Exercise instructions. Repeat every line below exactly, word for word.

Task data.
--------------------------------------------------

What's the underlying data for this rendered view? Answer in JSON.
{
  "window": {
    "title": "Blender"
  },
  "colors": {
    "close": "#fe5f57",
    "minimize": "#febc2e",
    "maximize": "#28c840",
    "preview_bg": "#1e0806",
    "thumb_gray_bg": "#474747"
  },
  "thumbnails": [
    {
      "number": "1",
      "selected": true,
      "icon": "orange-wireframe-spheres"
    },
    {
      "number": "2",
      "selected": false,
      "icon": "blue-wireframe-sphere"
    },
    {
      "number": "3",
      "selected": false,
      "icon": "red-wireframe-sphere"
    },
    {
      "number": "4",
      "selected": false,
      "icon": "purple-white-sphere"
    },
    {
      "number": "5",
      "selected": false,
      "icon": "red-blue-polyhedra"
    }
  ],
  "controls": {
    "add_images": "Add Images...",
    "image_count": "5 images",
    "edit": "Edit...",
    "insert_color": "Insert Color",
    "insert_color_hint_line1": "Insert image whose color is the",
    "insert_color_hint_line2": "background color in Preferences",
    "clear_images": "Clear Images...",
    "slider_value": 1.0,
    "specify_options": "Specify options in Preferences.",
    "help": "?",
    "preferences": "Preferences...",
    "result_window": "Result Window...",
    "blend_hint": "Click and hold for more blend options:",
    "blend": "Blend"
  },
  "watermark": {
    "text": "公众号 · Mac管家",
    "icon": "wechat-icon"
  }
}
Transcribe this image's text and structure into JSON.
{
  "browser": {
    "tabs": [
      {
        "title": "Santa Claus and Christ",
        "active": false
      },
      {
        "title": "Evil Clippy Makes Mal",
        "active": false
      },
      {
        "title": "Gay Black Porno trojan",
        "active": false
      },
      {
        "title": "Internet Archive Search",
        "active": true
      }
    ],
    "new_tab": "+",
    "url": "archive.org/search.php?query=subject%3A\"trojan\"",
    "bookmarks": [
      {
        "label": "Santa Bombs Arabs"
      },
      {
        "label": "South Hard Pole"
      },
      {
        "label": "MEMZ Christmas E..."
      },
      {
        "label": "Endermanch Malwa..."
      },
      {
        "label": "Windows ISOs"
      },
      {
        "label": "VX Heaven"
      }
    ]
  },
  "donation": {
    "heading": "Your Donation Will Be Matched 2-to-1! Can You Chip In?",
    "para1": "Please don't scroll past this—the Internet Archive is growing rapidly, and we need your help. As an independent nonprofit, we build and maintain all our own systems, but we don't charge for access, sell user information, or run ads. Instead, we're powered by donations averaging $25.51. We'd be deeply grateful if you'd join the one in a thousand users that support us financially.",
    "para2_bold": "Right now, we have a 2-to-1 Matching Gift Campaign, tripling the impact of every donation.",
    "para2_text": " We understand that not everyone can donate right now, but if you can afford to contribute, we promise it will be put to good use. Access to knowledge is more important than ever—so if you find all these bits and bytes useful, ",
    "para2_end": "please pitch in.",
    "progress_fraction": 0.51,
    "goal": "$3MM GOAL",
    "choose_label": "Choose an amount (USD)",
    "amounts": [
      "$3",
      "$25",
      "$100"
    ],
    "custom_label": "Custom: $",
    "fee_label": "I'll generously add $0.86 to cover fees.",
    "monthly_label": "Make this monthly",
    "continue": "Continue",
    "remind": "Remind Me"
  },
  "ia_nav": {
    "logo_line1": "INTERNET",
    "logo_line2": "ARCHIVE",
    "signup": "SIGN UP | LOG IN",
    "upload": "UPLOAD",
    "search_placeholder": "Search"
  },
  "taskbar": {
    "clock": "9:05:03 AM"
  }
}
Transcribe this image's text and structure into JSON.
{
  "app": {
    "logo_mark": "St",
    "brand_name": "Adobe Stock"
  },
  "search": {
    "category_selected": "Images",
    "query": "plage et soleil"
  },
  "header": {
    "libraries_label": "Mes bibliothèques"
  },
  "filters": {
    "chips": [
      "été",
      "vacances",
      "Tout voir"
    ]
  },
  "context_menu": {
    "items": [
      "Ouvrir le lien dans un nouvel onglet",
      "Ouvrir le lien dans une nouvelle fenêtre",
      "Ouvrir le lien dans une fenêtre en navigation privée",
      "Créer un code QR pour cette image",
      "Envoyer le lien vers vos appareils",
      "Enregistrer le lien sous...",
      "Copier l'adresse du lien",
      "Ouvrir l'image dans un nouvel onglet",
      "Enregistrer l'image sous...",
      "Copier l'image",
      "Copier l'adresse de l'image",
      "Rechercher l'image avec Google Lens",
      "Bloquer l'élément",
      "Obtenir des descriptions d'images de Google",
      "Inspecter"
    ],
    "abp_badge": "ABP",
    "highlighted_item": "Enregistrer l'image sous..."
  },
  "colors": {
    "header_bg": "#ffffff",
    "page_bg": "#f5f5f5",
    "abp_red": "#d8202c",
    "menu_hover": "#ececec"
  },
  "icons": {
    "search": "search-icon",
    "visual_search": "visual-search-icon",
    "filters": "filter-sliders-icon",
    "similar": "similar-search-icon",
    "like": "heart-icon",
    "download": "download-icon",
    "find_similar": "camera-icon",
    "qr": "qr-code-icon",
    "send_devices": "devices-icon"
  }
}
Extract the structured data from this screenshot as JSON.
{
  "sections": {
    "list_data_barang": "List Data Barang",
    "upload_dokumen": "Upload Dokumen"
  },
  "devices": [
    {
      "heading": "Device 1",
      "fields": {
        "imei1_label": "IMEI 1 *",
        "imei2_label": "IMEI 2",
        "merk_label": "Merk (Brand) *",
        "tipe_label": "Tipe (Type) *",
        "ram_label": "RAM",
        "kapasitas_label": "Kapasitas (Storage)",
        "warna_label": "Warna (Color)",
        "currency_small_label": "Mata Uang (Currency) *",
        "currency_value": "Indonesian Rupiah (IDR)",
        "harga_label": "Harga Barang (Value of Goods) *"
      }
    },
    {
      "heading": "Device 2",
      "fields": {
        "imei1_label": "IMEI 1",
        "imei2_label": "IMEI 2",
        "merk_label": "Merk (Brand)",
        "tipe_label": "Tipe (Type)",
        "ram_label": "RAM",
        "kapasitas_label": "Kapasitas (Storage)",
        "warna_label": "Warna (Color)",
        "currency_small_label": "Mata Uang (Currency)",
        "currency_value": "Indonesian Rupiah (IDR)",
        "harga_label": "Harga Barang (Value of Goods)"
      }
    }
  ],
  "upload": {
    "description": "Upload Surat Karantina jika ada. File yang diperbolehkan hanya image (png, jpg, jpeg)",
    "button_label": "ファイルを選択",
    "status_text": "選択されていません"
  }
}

--------------------------------------------------

Right answer.
What's the underlying data for this rendered view? Answer in JSON.
{
  "window": {
    "title": "Blender"
  },
  "colors": {
    "close": "#fe5f57",
    "minimize": "#febc2e",
    "maximize": "#28c840",
    "preview_bg": "#1e0806",
    "thumb_gray_bg": "#474747"
  },
  "thumbnails": [
    {
      "number": "1",
      "selected": true,
      "icon": "orange-wireframe-spheres"
    },
    {
      "number": "2",
      "selected": false,
      "icon": "blue-wireframe-sphere"
    },
    {
      "number": "3",
      "selected": false,
      "icon": "red-wireframe-sphere"
    },
    {
      "number": "4",
      "selected": false,
      "icon": "purple-white-sphere"
    },
    {
      "number": "5",
      "selected": false,
      "icon": "red-blue-polyhedra"
    }
  ],
  "controls": {
    "add_images": "Add Images...",
    "image_count": "5 images",
    "edit": "Edit...",
    "insert_color": "Insert Color",
    "insert_color_hint_line1": "Insert image whose color is the",
    "insert_color_hint_line2": "background color in Preferences",
    "clear_images": "Clear Images...",
    "slider_value": 1.0,
    "specify_options": "Specify options in Preferences.",
    "help": "?",
    "preferences": "Preferences...",
    "result_window": "Result Window...",
    "blend_hint": "Click and hold for more blend options:",
    "blend": "Blend"
  },
  "watermark": {
    "text": "公众号 · Mac管家",
    "icon": "wechat-icon"
  }
}
Transcribe this image's text and structure into JSON.
{
  "browser": {
    "tabs": [
      {
        "title": "Santa Claus and Christ",
        "active": false
      },
      {
        "title": "Evil Clippy Makes Mal",
        "active": false
      },
      {
        "title": "Gay Black Porno trojan",
        "active": false
      },
      {
        "title": "Internet Archive Search",
        "active": true
      }
    ],
    "new_tab": "+",
    "url": "archive.org/search.php?query=subject%3A\"trojan\"",
    "bookmarks": [
      {
        "label": "Santa Bombs Arabs"
      },
      {
        "label": "South Hard Pole"
      },
      {
        "label": "MEMZ Christmas E..."
      },
      {
        "label": "Endermanch Malwa..."
      },
      {
        "label": "Windows ISOs"
      },
      {
        "label": "VX Heaven"
      }
    ]
  },
  "donation": {
    "heading": "Your Donation Will Be Matched 2-to-1! Can You Chip In?",
    "para1": "Please don't scroll past this—the Internet Archive is growing rapidly, and we need your help. As an independent nonprofit, we build and maintain all our own systems, but we don't charge for access, sell user information, or run ads. Instead, we're powered by donations averaging $25.51. We'd be deeply grateful if you'd join the one in a thousand users that support us financially.",
    "para2_bold": "Right now, we have a 2-to-1 Matching Gift Campaign, tripling the impact of every donation.",
    "para2_text": " We understand that not everyone can donate right now, but if you can afford to contribute, we promise it will be put to good use. Access to knowledge is more important than ever—so if you find all these bits and bytes useful, ",
    "para2_end": "please pitch in.",
    "progress_fraction": 0.51,
    "goal": "$3MM GOAL",
    "choose_label": "Choose an amount (USD)",
    "amounts": [
      "$3",
      "$25",
      "$100"
    ],
    "custom_label": "Custom: $",
    "fee_label": "I'll generously add $0.86 to cover fees.",
    "monthly_label": "Make this monthly",
    "continue": "Continue",
    "remind": "Remind Me"
  },
  "ia_nav": {
    "logo_line1": "INTERNET",
    "logo_line2": "ARCHIVE",
    "signup": "SIGN UP | LOG IN",
    "upload": "UPLOAD",
    "search_placeholder": "Search"
  },
  "taskbar": {
    "clock": "9:05:03 AM"
  }
}
Transcribe this image's text and structure into JSON.
{
  "app": {
    "logo_mark": "St",
    "brand_name": "Adobe Stock"
  },
  "search": {
    "category_selected": "Images",
    "query": "plage et soleil"
  },
  "header": {
    "libraries_label": "Mes bibliothèques"
  },
  "filters": {
    "chips": [
      "été",
      "vacances",
      "Tout voir"
    ]
  },
  "context_menu": {
    "items": [
      "Ouvrir le lien dans un nouvel onglet",
      "Ouvrir le lien dans une nouvelle fenêtre",
      "Ouvrir le lien dans une fenêtre en navigation privée",
      "Créer un code QR pour cette image",
      "Envoyer le lien vers vos appareils",
      "Enregistrer le lien sous...",
      "Copier l'adresse du lien",
      "Ouvrir l'image dans un nouvel onglet",
      "Enregistrer l'image sous...",
      "Copier l'image",
      "Copier l'adresse de l'image",
      "Rechercher l'image avec Google Lens",
      "Bloquer l'élément",
      "Obtenir des descriptions d'images de Google",
      "Inspecter"
    ],
    "abp_badge": "ABP",
    "highlighted_item": "Enregistrer l'image sous..."
  },
  "colors": {
    "header_bg": "#ffffff",
    "page_bg": "#f5f5f5",
    "abp_red": "#d8202c",
    "menu_hover": "#ececec"
  },
  "icons": {
    "search": "search-icon",
    "visual_search": "visual-search-icon",
    "filters": "filter-sliders-icon",
    "similar": "similar-search-icon",
    "like": "heart-icon",
    "download": "download-icon",
    "find_similar": "camera-icon",
    "qr": "qr-code-icon",
    "send_devices": "devices-icon"
  }
}
Extract the structured data from this screenshot as JSON.
{
  "sections": {
    "list_data_barang": "List Data Barang",
    "upload_dokumen": "Upload Dokumen"
  },
  "devices": [
    {
      "heading": "Device 1",
      "fields": {
        "imei1_label": "IMEI 1 *",
        "imei2_label": "IMEI 2",
        "merk_label": "Merk (Brand) *",
        "tipe_label": "Tipe (Type) *",
        "ram_label": "RAM",
        "kapasitas_label": "Kapasitas (Storage)",
        "warna_label": "Warna (Color)",
        "currency_small_label": "Mata Uang (Currency) *",
        "currency_value": "Indonesian Rupiah (IDR)",
        "harga_label": "Harga Barang (Value of Goods) *"
      }
    },
    {
      "heading": "Device 2",
      "fields": {
        "imei1_label": "IMEI 1",
        "imei2_label": "IMEI 2",
        "merk_label": "Merk (Brand)",
        "tipe_label": "Tipe (Type)",
        "ram_label": "RAM",
        "kapasitas_label": "Kapasitas (Storage)",
        "warna_label": "Warna (Color)",
        "currency_small_label": "Mata Uang (Currency)",
        "currency_value": "Indonesian Rupiah (IDR)",
        "harga_label": "Harga Barang (Value of Goods)"
      }
    }
  ],
  "upload": {
    "description": "Upload Surat Karantina jika ada. File yang diperbolehkan hanya image (png, jpg, jpeg)",
    "button_label": "ファイルを選択",
    "status_text": "選択されていません"
  }
}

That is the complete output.